start
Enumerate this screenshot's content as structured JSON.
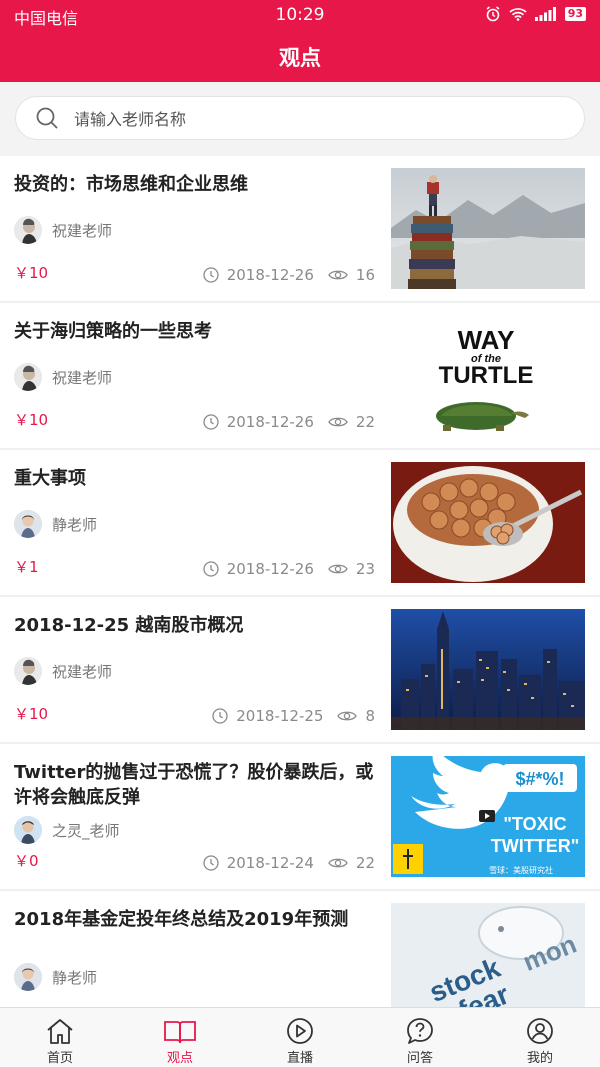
{
  "status": {
    "carrier": "中国电信",
    "time": "10:29",
    "battery": "93"
  },
  "header": {
    "title": "观点"
  },
  "search": {
    "placeholder": "请输入老师名称"
  },
  "articles": [
    {
      "title": "投资的：市场思维和企业思维",
      "author": "祝建老师",
      "price": "￥10",
      "date": "2018-12-26",
      "views": "16",
      "image": "mountain-books"
    },
    {
      "title": "关于海归策略的一些思考",
      "author": "祝建老师",
      "price": "￥10",
      "date": "2018-12-26",
      "views": "22",
      "image": "way-of-the-turtle",
      "image_text": {
        "line1": "WAY",
        "line2": "of the",
        "line3": "TURTLE"
      }
    },
    {
      "title": "重大事项",
      "author": "静老师",
      "price": "￥1",
      "date": "2018-12-26",
      "views": "23",
      "image": "coins-bowl"
    },
    {
      "title": "2018-12-25 越南股市概况",
      "author": "祝建老师",
      "price": "￥10",
      "date": "2018-12-25",
      "views": "8",
      "image": "city-skyline"
    },
    {
      "title": "Twitter的抛售过于恐慌了？股价暴跌后，或许将会触底反弹",
      "author": "之灵_老师",
      "price": "￥0",
      "date": "2018-12-24",
      "views": "22",
      "image": "toxic-twitter",
      "image_text": {
        "bubble": "$#*%!",
        "toxic": "\"TOXIC",
        "twitter": "TWITTER\"",
        "credit": "雪球：美股研究社"
      }
    },
    {
      "title": "2018年基金定投年终总结及2019年预测",
      "author": "静老师",
      "price": "",
      "date": "",
      "views": "",
      "image": "piggy-stock",
      "image_text": {
        "word1": "stock",
        "word2": "fear",
        "word3": "mon"
      }
    }
  ],
  "tabs": [
    {
      "label": "首页",
      "icon": "home-icon"
    },
    {
      "label": "观点",
      "icon": "book-icon",
      "active": true
    },
    {
      "label": "直播",
      "icon": "play-icon"
    },
    {
      "label": "问答",
      "icon": "question-icon"
    },
    {
      "label": "我的",
      "icon": "user-icon"
    }
  ],
  "colors": {
    "brand": "#e8174a",
    "price": "#e8174a",
    "meta": "#8a8a8a"
  }
}
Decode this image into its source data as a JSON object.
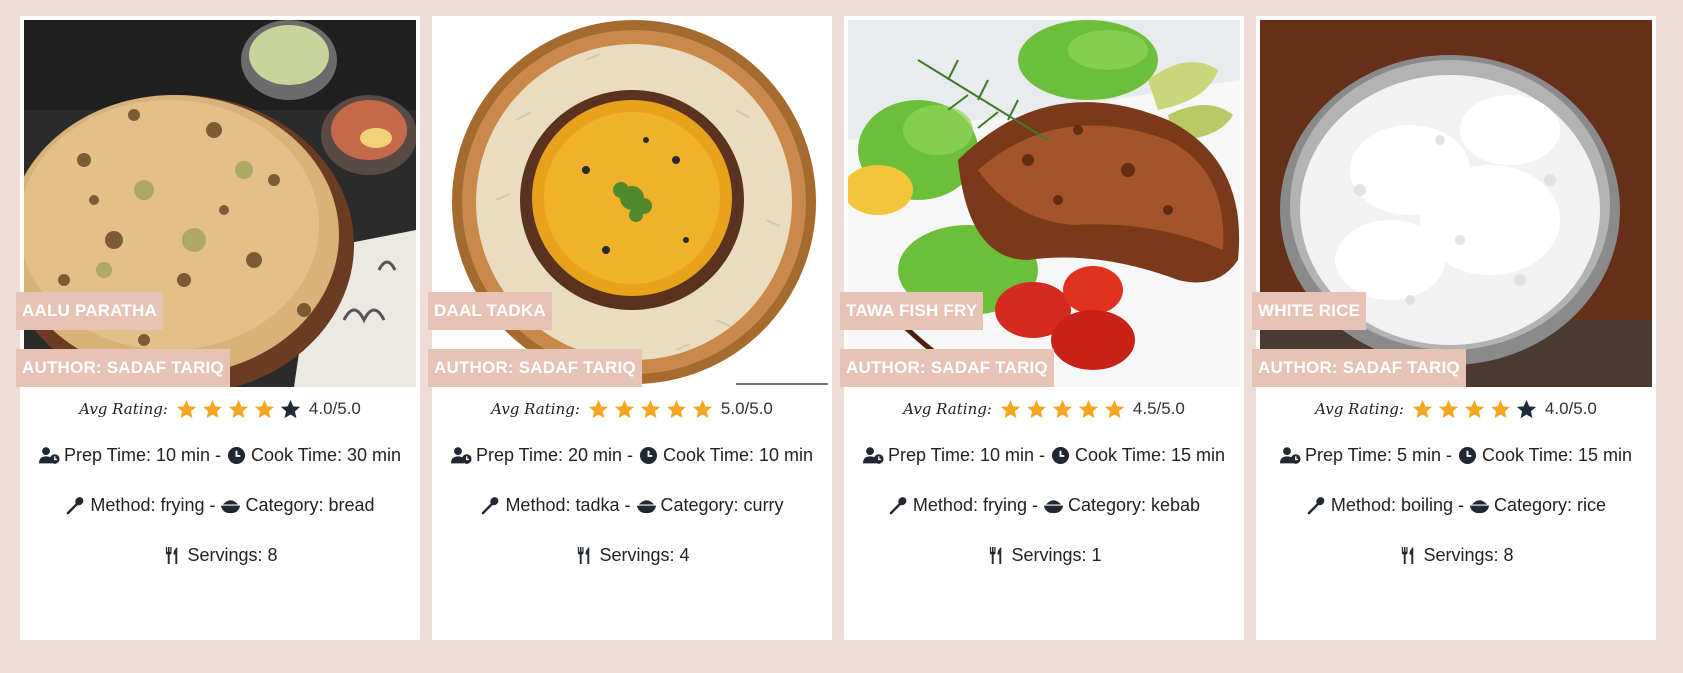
{
  "recipes": [
    {
      "title": "AALU PARATHA",
      "author": "AUTHOR: SADAF TARIQ",
      "rating_label": "Avg Rating:",
      "stars": 4,
      "rating_text": "4.0/5.0",
      "prep": "Prep Time: 10 min",
      "cook": "Cook Time: 30 min",
      "method": "Method: frying",
      "category": "Category: bread",
      "servings": "Servings: 8"
    },
    {
      "title": "DAAL TADKA",
      "author": "AUTHOR: SADAF TARIQ",
      "rating_label": "Avg Rating:",
      "stars": 5,
      "rating_text": "5.0/5.0",
      "prep": "Prep Time: 20 min",
      "cook": "Cook Time: 10 min",
      "method": "Method: tadka",
      "category": "Category: curry",
      "servings": "Servings: 4"
    },
    {
      "title": "TAWA FISH FRY",
      "author": "AUTHOR: SADAF TARIQ",
      "rating_label": "Avg Rating:",
      "stars": 5,
      "rating_text": "4.5/5.0",
      "prep": "Prep Time: 10 min",
      "cook": "Cook Time: 15 min",
      "method": "Method: frying",
      "category": "Category: kebab",
      "servings": "Servings: 1"
    },
    {
      "title": "WHITE RICE",
      "author": "AUTHOR: SADAF TARIQ",
      "rating_label": "Avg Rating:",
      "stars": 4,
      "rating_text": "4.0/5.0",
      "prep": "Prep Time: 5 min",
      "cook": "Cook Time: 15 min",
      "method": "Method: boiling",
      "category": "Category: rice",
      "servings": "Servings: 8"
    }
  ],
  "separator": "-",
  "colors": {
    "page_background": "#efdcd7",
    "tag_background": "#e7c3b6",
    "star_filled": "#f5a623",
    "star_empty": "#1f2a37",
    "text": "#222831"
  },
  "icons": {
    "prep": "user-clock-icon",
    "cook": "clock-icon",
    "method": "spoon-icon",
    "category": "bowl-icon",
    "servings": "utensils-icon"
  }
}
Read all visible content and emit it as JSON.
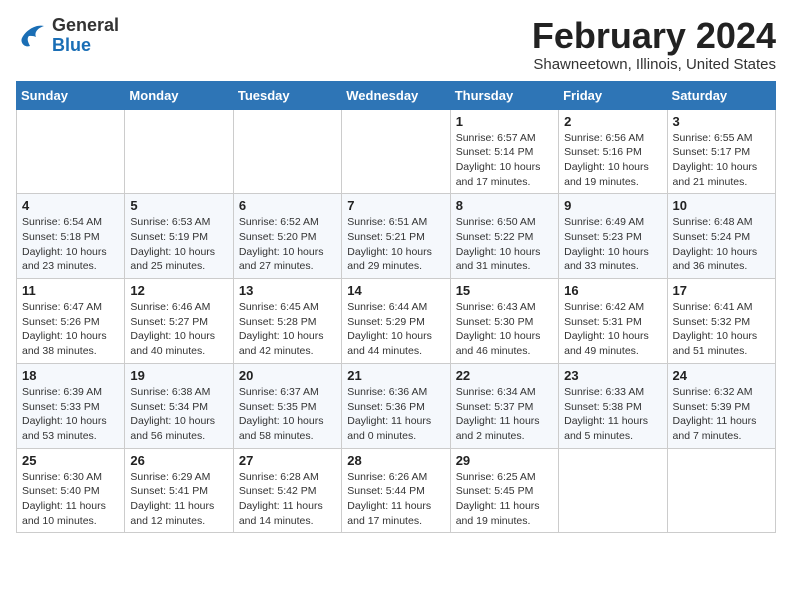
{
  "header": {
    "logo_general": "General",
    "logo_blue": "Blue",
    "month_year": "February 2024",
    "location": "Shawneetown, Illinois, United States"
  },
  "days_of_week": [
    "Sunday",
    "Monday",
    "Tuesday",
    "Wednesday",
    "Thursday",
    "Friday",
    "Saturday"
  ],
  "weeks": [
    [
      {
        "day": "",
        "info": ""
      },
      {
        "day": "",
        "info": ""
      },
      {
        "day": "",
        "info": ""
      },
      {
        "day": "",
        "info": ""
      },
      {
        "day": "1",
        "info": "Sunrise: 6:57 AM\nSunset: 5:14 PM\nDaylight: 10 hours\nand 17 minutes."
      },
      {
        "day": "2",
        "info": "Sunrise: 6:56 AM\nSunset: 5:16 PM\nDaylight: 10 hours\nand 19 minutes."
      },
      {
        "day": "3",
        "info": "Sunrise: 6:55 AM\nSunset: 5:17 PM\nDaylight: 10 hours\nand 21 minutes."
      }
    ],
    [
      {
        "day": "4",
        "info": "Sunrise: 6:54 AM\nSunset: 5:18 PM\nDaylight: 10 hours\nand 23 minutes."
      },
      {
        "day": "5",
        "info": "Sunrise: 6:53 AM\nSunset: 5:19 PM\nDaylight: 10 hours\nand 25 minutes."
      },
      {
        "day": "6",
        "info": "Sunrise: 6:52 AM\nSunset: 5:20 PM\nDaylight: 10 hours\nand 27 minutes."
      },
      {
        "day": "7",
        "info": "Sunrise: 6:51 AM\nSunset: 5:21 PM\nDaylight: 10 hours\nand 29 minutes."
      },
      {
        "day": "8",
        "info": "Sunrise: 6:50 AM\nSunset: 5:22 PM\nDaylight: 10 hours\nand 31 minutes."
      },
      {
        "day": "9",
        "info": "Sunrise: 6:49 AM\nSunset: 5:23 PM\nDaylight: 10 hours\nand 33 minutes."
      },
      {
        "day": "10",
        "info": "Sunrise: 6:48 AM\nSunset: 5:24 PM\nDaylight: 10 hours\nand 36 minutes."
      }
    ],
    [
      {
        "day": "11",
        "info": "Sunrise: 6:47 AM\nSunset: 5:26 PM\nDaylight: 10 hours\nand 38 minutes."
      },
      {
        "day": "12",
        "info": "Sunrise: 6:46 AM\nSunset: 5:27 PM\nDaylight: 10 hours\nand 40 minutes."
      },
      {
        "day": "13",
        "info": "Sunrise: 6:45 AM\nSunset: 5:28 PM\nDaylight: 10 hours\nand 42 minutes."
      },
      {
        "day": "14",
        "info": "Sunrise: 6:44 AM\nSunset: 5:29 PM\nDaylight: 10 hours\nand 44 minutes."
      },
      {
        "day": "15",
        "info": "Sunrise: 6:43 AM\nSunset: 5:30 PM\nDaylight: 10 hours\nand 46 minutes."
      },
      {
        "day": "16",
        "info": "Sunrise: 6:42 AM\nSunset: 5:31 PM\nDaylight: 10 hours\nand 49 minutes."
      },
      {
        "day": "17",
        "info": "Sunrise: 6:41 AM\nSunset: 5:32 PM\nDaylight: 10 hours\nand 51 minutes."
      }
    ],
    [
      {
        "day": "18",
        "info": "Sunrise: 6:39 AM\nSunset: 5:33 PM\nDaylight: 10 hours\nand 53 minutes."
      },
      {
        "day": "19",
        "info": "Sunrise: 6:38 AM\nSunset: 5:34 PM\nDaylight: 10 hours\nand 56 minutes."
      },
      {
        "day": "20",
        "info": "Sunrise: 6:37 AM\nSunset: 5:35 PM\nDaylight: 10 hours\nand 58 minutes."
      },
      {
        "day": "21",
        "info": "Sunrise: 6:36 AM\nSunset: 5:36 PM\nDaylight: 11 hours\nand 0 minutes."
      },
      {
        "day": "22",
        "info": "Sunrise: 6:34 AM\nSunset: 5:37 PM\nDaylight: 11 hours\nand 2 minutes."
      },
      {
        "day": "23",
        "info": "Sunrise: 6:33 AM\nSunset: 5:38 PM\nDaylight: 11 hours\nand 5 minutes."
      },
      {
        "day": "24",
        "info": "Sunrise: 6:32 AM\nSunset: 5:39 PM\nDaylight: 11 hours\nand 7 minutes."
      }
    ],
    [
      {
        "day": "25",
        "info": "Sunrise: 6:30 AM\nSunset: 5:40 PM\nDaylight: 11 hours\nand 10 minutes."
      },
      {
        "day": "26",
        "info": "Sunrise: 6:29 AM\nSunset: 5:41 PM\nDaylight: 11 hours\nand 12 minutes."
      },
      {
        "day": "27",
        "info": "Sunrise: 6:28 AM\nSunset: 5:42 PM\nDaylight: 11 hours\nand 14 minutes."
      },
      {
        "day": "28",
        "info": "Sunrise: 6:26 AM\nSunset: 5:44 PM\nDaylight: 11 hours\nand 17 minutes."
      },
      {
        "day": "29",
        "info": "Sunrise: 6:25 AM\nSunset: 5:45 PM\nDaylight: 11 hours\nand 19 minutes."
      },
      {
        "day": "",
        "info": ""
      },
      {
        "day": "",
        "info": ""
      }
    ]
  ]
}
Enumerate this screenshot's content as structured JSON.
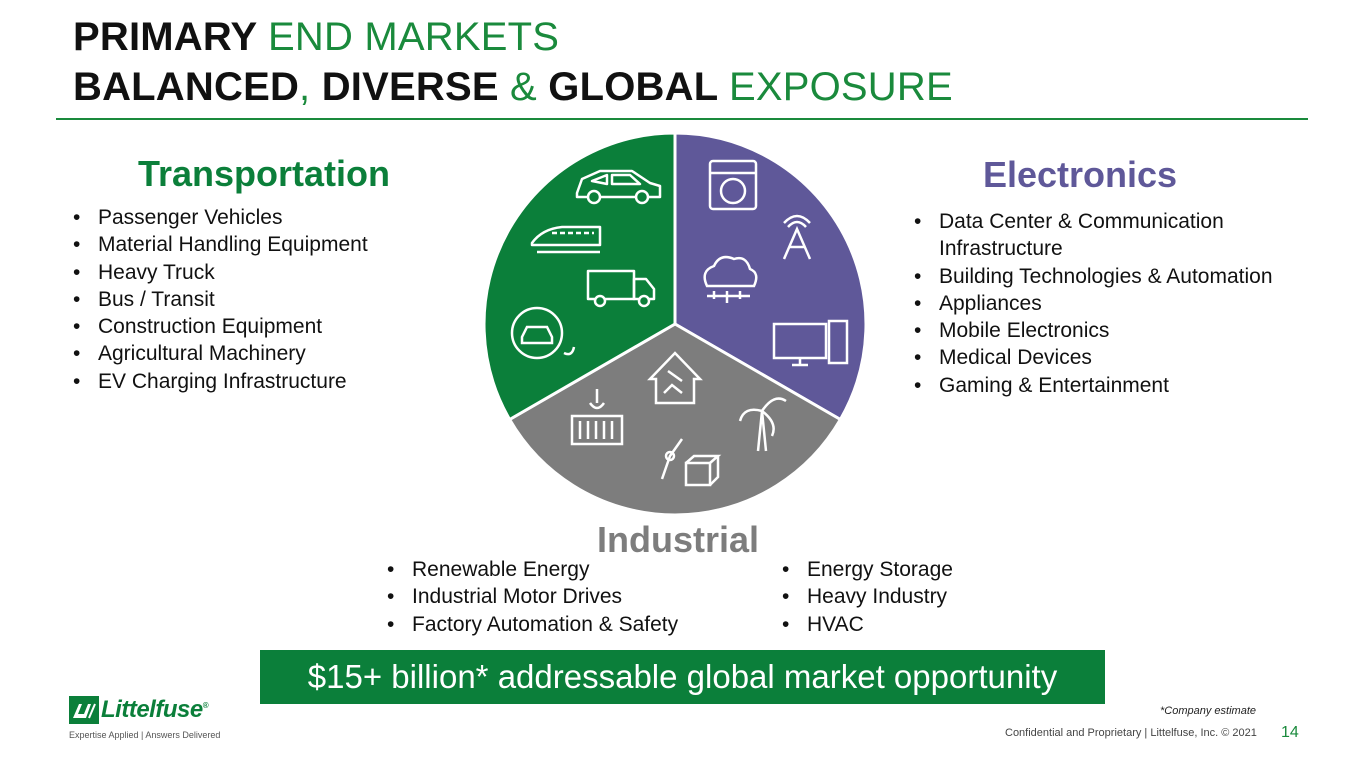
end
• **Exercise prompt**: Give only the number of lines in the data that hold the string "price".

• **In response**: 7